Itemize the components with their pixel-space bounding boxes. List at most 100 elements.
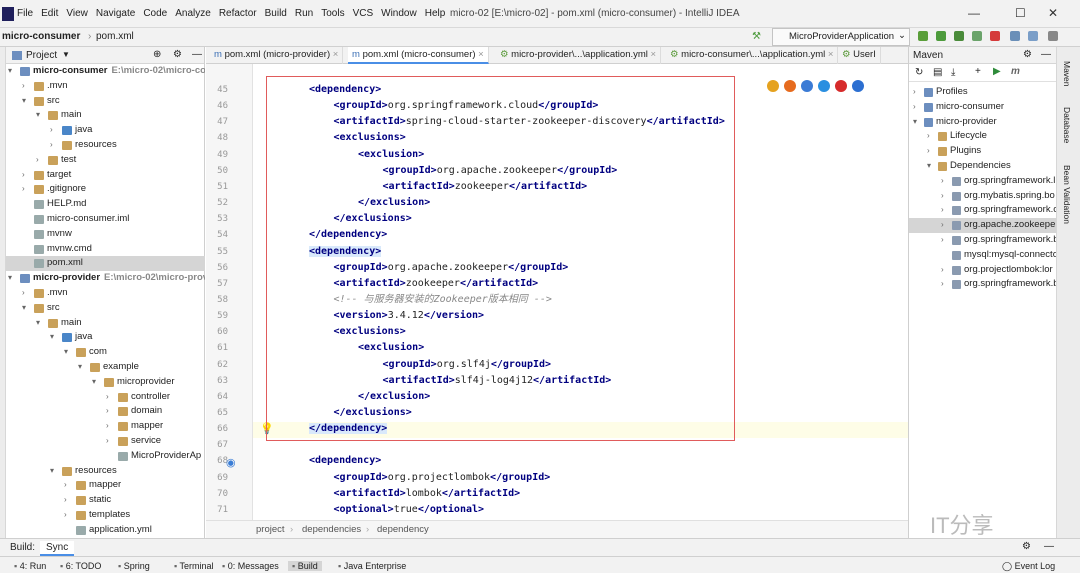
chrome-icon[interactable] <box>767 80 779 92</box>
tree-expand-icon[interactable]: › <box>913 87 916 96</box>
tree-expand-icon[interactable]: › <box>106 436 109 445</box>
run-icon[interactable] <box>918 31 928 41</box>
tree-expand-icon[interactable]: › <box>22 288 25 297</box>
tree-expand-icon[interactable]: › <box>36 155 39 164</box>
tree-item[interactable]: ▾ micro-consumerE:\micro-02\micro-cons <box>0 64 205 79</box>
tree-item[interactable]: MicroProviderAp <box>0 449 205 464</box>
hide-icon[interactable]: — <box>192 49 202 60</box>
sdk-icon[interactable] <box>1028 31 1038 41</box>
code-editor[interactable]: 45 46 47 48 49 50 51 52 53 54 55 56 57 58 59 60 61 62 63 64… <box>206 64 908 520</box>
maven-tree-item[interactable]: › Lifecycle <box>909 129 1057 144</box>
maven-tree-item[interactable]: › org.projectlombok:lor <box>909 263 1057 278</box>
tree-expand-icon[interactable]: › <box>927 146 930 155</box>
bottom-tool-0-messages[interactable]: ▪ 0: Messages <box>222 561 279 571</box>
tree-expand-icon[interactable]: ▾ <box>64 347 68 356</box>
build-hammer-icon[interactable]: ⚒ <box>752 31 761 42</box>
close-tab-icon[interactable]: × <box>825 49 834 60</box>
tree-expand-icon[interactable]: › <box>22 184 25 193</box>
maven-tree-item[interactable]: › org.springframework.l <box>909 174 1057 189</box>
menu-item-view[interactable]: View <box>66 8 88 19</box>
tree-expand-icon[interactable]: ▾ <box>927 161 931 170</box>
tree-expand-icon[interactable]: › <box>106 421 109 430</box>
maven-tree-item[interactable]: › org.mybatis.spring.bo <box>909 189 1057 204</box>
tree-item[interactable]: › service <box>0 434 205 449</box>
maven-tree-item[interactable]: mysql:mysql-connecto <box>909 248 1057 263</box>
tree-expand-icon[interactable]: › <box>22 81 25 90</box>
tree-item[interactable]: ▾ example <box>0 360 205 375</box>
hide-icon[interactable]: — <box>1041 49 1051 60</box>
menu-item-file[interactable]: File <box>17 8 33 19</box>
menu-item-refactor[interactable]: Refactor <box>219 8 257 19</box>
tree-expand-icon[interactable]: ▾ <box>36 110 40 119</box>
breadcrumb-dependency[interactable]: dependency <box>377 524 429 535</box>
menu-item-analyze[interactable]: Analyze <box>175 8 211 19</box>
tree-item[interactable]: › java <box>0 123 205 138</box>
editor-tab[interactable]: m pom.xml (micro-consumer) × <box>348 47 489 64</box>
tree-expand-icon[interactable]: › <box>941 265 944 274</box>
tree-expand-icon[interactable]: › <box>927 131 930 140</box>
hide-icon[interactable]: — <box>1044 541 1054 552</box>
editor-tab[interactable]: ⚙ micro-consumer\...\application.yml × <box>666 47 839 64</box>
tree-item[interactable]: ▾ resources <box>0 464 205 479</box>
tree-item[interactable]: ▾ com <box>0 345 205 360</box>
minimize-icon[interactable]: — <box>968 6 980 20</box>
menu-item-run[interactable]: Run <box>295 8 313 19</box>
menu-item-build[interactable]: Build <box>265 8 287 19</box>
tree-item[interactable]: mvnw <box>0 227 205 242</box>
tree-expand-icon[interactable]: › <box>106 406 109 415</box>
tree-expand-icon[interactable]: › <box>941 191 944 200</box>
tree-expand-icon[interactable]: ▾ <box>8 273 12 282</box>
coverage-icon[interactable] <box>954 31 964 41</box>
tree-expand-icon[interactable]: ▾ <box>8 66 12 75</box>
bottom-tool-spring[interactable]: ▪ Spring <box>118 561 150 571</box>
tree-item[interactable]: › .mvn <box>0 79 205 94</box>
tree-expand-icon[interactable]: › <box>941 235 944 244</box>
menu-item-tools[interactable]: Tools <box>321 8 344 19</box>
tree-expand-icon[interactable]: › <box>941 279 944 288</box>
stop-icon[interactable] <box>990 31 1000 41</box>
tree-item[interactable]: › resources <box>0 138 205 153</box>
tree-item[interactable]: ▾ java <box>0 330 205 345</box>
right-strip-tab[interactable]: Maven <box>1062 61 1072 87</box>
tree-item[interactable]: ▾ src <box>0 94 205 109</box>
run-maven-icon[interactable]: ▶ <box>993 66 1001 77</box>
tree-item[interactable]: › domain <box>0 404 205 419</box>
bottom-tool-6-todo[interactable]: ▪ 6: TODO <box>60 561 101 571</box>
tree-item[interactable]: › static <box>0 493 205 508</box>
tree-item[interactable]: › .gitignore <box>0 182 205 197</box>
gear-icon[interactable]: ⚙ <box>173 49 182 60</box>
tree-expand-icon[interactable]: › <box>106 392 109 401</box>
maven-tree-item[interactable]: ▾ Dependencies <box>909 159 1057 174</box>
tree-item[interactable]: ▾ main <box>0 316 205 331</box>
maven-tree-item[interactable]: › org.springframework.c <box>909 203 1057 218</box>
tree-expand-icon[interactable]: › <box>64 480 67 489</box>
close-tab-icon[interactable]: × <box>476 49 484 60</box>
tree-expand-icon[interactable]: › <box>941 220 944 229</box>
tree-expand-icon[interactable]: ▾ <box>50 466 54 475</box>
gutter-link-icon[interactable]: ◉ <box>226 456 236 469</box>
tree-item[interactable]: micro-consumer.iml <box>0 212 205 227</box>
add-icon[interactable]: + <box>975 66 981 77</box>
tree-item[interactable]: › mapper <box>0 478 205 493</box>
bottom-tool-build[interactable]: ▪ Build <box>288 561 322 571</box>
collapse-all-icon[interactable]: ⊕ <box>153 49 161 60</box>
gear-icon[interactable]: ⚙ <box>1023 49 1032 60</box>
breadcrumb-module[interactable]: micro-consumer <box>2 31 80 42</box>
right-strip-tab[interactable]: Database <box>1062 107 1072 143</box>
tree-item[interactable]: ▾ main <box>0 108 205 123</box>
breadcrumb-project[interactable]: project <box>256 524 285 535</box>
chevron-down-icon[interactable]: ▼ <box>62 50 70 59</box>
ie-icon[interactable] <box>818 80 830 92</box>
opera-icon[interactable] <box>835 80 847 92</box>
tree-expand-icon[interactable]: ▾ <box>92 377 96 386</box>
menu-item-code[interactable]: Code <box>143 8 167 19</box>
profile-icon[interactable] <box>972 31 982 41</box>
tree-item[interactable]: › .mvn <box>0 286 205 301</box>
tree-item[interactable]: › mapper <box>0 419 205 434</box>
gear-icon[interactable]: ⚙ <box>1022 541 1031 552</box>
menu-item-help[interactable]: Help <box>425 8 446 19</box>
tree-expand-icon[interactable]: › <box>50 125 53 134</box>
tree-expand-icon[interactable]: › <box>913 102 916 111</box>
tree-item[interactable]: ▾ microprovider <box>0 375 205 390</box>
tree-expand-icon[interactable]: › <box>64 510 67 519</box>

# What to do:
Extract every one of the lines above verbatim, omitting the picture from your answer.

# Response to the exercise:
Itemize the components with their pixel-space bounding boxes. List at most 100 elements.
chrome-icon[interactable] <box>767 80 779 92</box>
tree-expand-icon[interactable]: › <box>913 87 916 96</box>
tree-expand-icon[interactable]: › <box>106 436 109 445</box>
run-icon[interactable] <box>918 31 928 41</box>
tree-expand-icon[interactable]: › <box>22 288 25 297</box>
tree-expand-icon[interactable]: › <box>36 155 39 164</box>
tree-item[interactable]: ▾ micro-consumerE:\micro-02\micro-cons <box>0 64 205 79</box>
tree-item[interactable]: MicroProviderAp <box>0 449 205 464</box>
hide-icon[interactable]: — <box>192 49 202 60</box>
sdk-icon[interactable] <box>1028 31 1038 41</box>
code-editor[interactable]: 45 46 47 48 49 50 51 52 53 54 55 56 57 58 59 60 61 62 63 64… <box>206 64 908 520</box>
maven-tree-item[interactable]: › Lifecycle <box>909 129 1057 144</box>
maven-tree-item[interactable]: › org.projectlombok:lor <box>909 263 1057 278</box>
tree-expand-icon[interactable]: › <box>927 146 930 155</box>
bottom-tool-0-messages[interactable]: ▪ 0: Messages <box>222 561 279 571</box>
tree-expand-icon[interactable]: ▾ <box>64 347 68 356</box>
build-hammer-icon[interactable]: ⚒ <box>752 31 761 42</box>
close-tab-icon[interactable]: × <box>825 49 834 60</box>
tree-expand-icon[interactable]: › <box>22 184 25 193</box>
maven-tree-item[interactable]: › org.springframework.l <box>909 174 1057 189</box>
menu-item-view[interactable]: View <box>66 8 88 19</box>
tree-expand-icon[interactable]: ▾ <box>927 161 931 170</box>
tree-expand-icon[interactable]: › <box>106 421 109 430</box>
maven-tree-item[interactable]: › org.mybatis.spring.bo <box>909 189 1057 204</box>
tree-item[interactable]: › service <box>0 434 205 449</box>
maven-tree-item[interactable]: mysql:mysql-connecto <box>909 248 1057 263</box>
tree-expand-icon[interactable]: › <box>22 81 25 90</box>
tree-item[interactable]: ▾ example <box>0 360 205 375</box>
hide-icon[interactable]: — <box>1041 49 1051 60</box>
menu-item-file[interactable]: File <box>17 8 33 19</box>
menu-item-refactor[interactable]: Refactor <box>219 8 257 19</box>
tree-expand-icon[interactable]: ▾ <box>36 110 40 119</box>
breadcrumb-dependency[interactable]: dependency <box>377 524 429 535</box>
menu-item-analyze[interactable]: Analyze <box>175 8 211 19</box>
tree-item[interactable]: › java <box>0 123 205 138</box>
editor-tab[interactable]: m pom.xml (micro-consumer) × <box>348 47 489 64</box>
tree-expand-icon[interactable]: › <box>941 265 944 274</box>
tree-expand-icon[interactable]: › <box>927 131 930 140</box>
hide-icon[interactable]: — <box>1044 541 1054 552</box>
editor-tab[interactable]: ⚙ micro-consumer\...\application.yml × <box>666 47 839 64</box>
tree-item[interactable]: ▾ resources <box>0 464 205 479</box>
tree-item[interactable]: ▾ com <box>0 345 205 360</box>
minimize-icon[interactable]: — <box>968 6 980 20</box>
menu-item-run[interactable]: Run <box>295 8 313 19</box>
menu-item-build[interactable]: Build <box>265 8 287 19</box>
tree-item[interactable]: mvnw <box>0 227 205 242</box>
tree-expand-icon[interactable]: › <box>106 406 109 415</box>
tree-expand-icon[interactable]: › <box>941 191 944 200</box>
tree-expand-icon[interactable]: ▾ <box>8 273 12 282</box>
coverage-icon[interactable] <box>954 31 964 41</box>
tree-expand-icon[interactable]: ▾ <box>8 66 12 75</box>
bottom-tool-spring[interactable]: ▪ Spring <box>118 561 150 571</box>
tree-item[interactable]: › .mvn <box>0 79 205 94</box>
tree-expand-icon[interactable]: › <box>941 235 944 244</box>
menu-item-tools[interactable]: Tools <box>321 8 344 19</box>
tree-expand-icon[interactable]: › <box>941 279 944 288</box>
stop-icon[interactable] <box>990 31 1000 41</box>
tree-item[interactable]: › resources <box>0 138 205 153</box>
tree-item[interactable]: ▾ java <box>0 330 205 345</box>
right-strip-tab[interactable]: Maven <box>1062 61 1072 87</box>
tree-item[interactable]: ▾ src <box>0 94 205 109</box>
run-maven-icon[interactable]: ▶ <box>993 66 1001 77</box>
tree-item[interactable]: › domain <box>0 404 205 419</box>
bottom-tool-6-todo[interactable]: ▪ 6: TODO <box>60 561 101 571</box>
tree-item[interactable]: › static <box>0 493 205 508</box>
tree-item[interactable]: › .gitignore <box>0 182 205 197</box>
gear-icon[interactable]: ⚙ <box>173 49 182 60</box>
tree-expand-icon[interactable]: › <box>106 392 109 401</box>
maven-tree-item[interactable]: ▾ Dependencies <box>909 159 1057 174</box>
tree-item[interactable]: ▾ main <box>0 316 205 331</box>
maven-tree-item[interactable]: › org.springframework.c <box>909 203 1057 218</box>
tree-expand-icon[interactable]: › <box>64 480 67 489</box>
close-tab-icon[interactable]: × <box>476 49 484 60</box>
tree-expand-icon[interactable]: › <box>941 220 944 229</box>
tree-expand-icon[interactable]: ▾ <box>50 466 54 475</box>
gutter-link-icon[interactable]: ◉ <box>226 456 236 469</box>
tree-item[interactable]: micro-consumer.iml <box>0 212 205 227</box>
add-icon[interactable]: + <box>975 66 981 77</box>
tree-item[interactable]: › mapper <box>0 478 205 493</box>
bottom-tool-build[interactable]: ▪ Build <box>288 561 322 571</box>
collapse-all-icon[interactable]: ⊕ <box>153 49 161 60</box>
gear-icon[interactable]: ⚙ <box>1023 49 1032 60</box>
breadcrumb-module[interactable]: micro-consumer <box>2 31 80 42</box>
right-strip-tab[interactable]: Database <box>1062 107 1072 143</box>
tree-item[interactable]: ▾ main <box>0 108 205 123</box>
breadcrumb-project[interactable]: project <box>256 524 285 535</box>
chevron-down-icon[interactable]: ▼ <box>62 50 70 59</box>
ie-icon[interactable] <box>818 80 830 92</box>
opera-icon[interactable] <box>835 80 847 92</box>
tree-expand-icon[interactable]: ▾ <box>92 377 96 386</box>
menu-item-code[interactable]: Code <box>143 8 167 19</box>
profile-icon[interactable] <box>972 31 982 41</box>
tree-item[interactable]: › .mvn <box>0 286 205 301</box>
tree-item[interactable]: › mapper <box>0 419 205 434</box>
gear-icon[interactable]: ⚙ <box>1022 541 1031 552</box>
menu-item-help[interactable]: Help <box>425 8 446 19</box>
tree-expand-icon[interactable]: › <box>50 125 53 134</box>
tree-expand-icon[interactable]: › <box>913 102 916 111</box>
tree-item[interactable]: ▾ microprovider <box>0 375 205 390</box>
tree-expand-icon[interactable]: › <box>64 510 67 519</box>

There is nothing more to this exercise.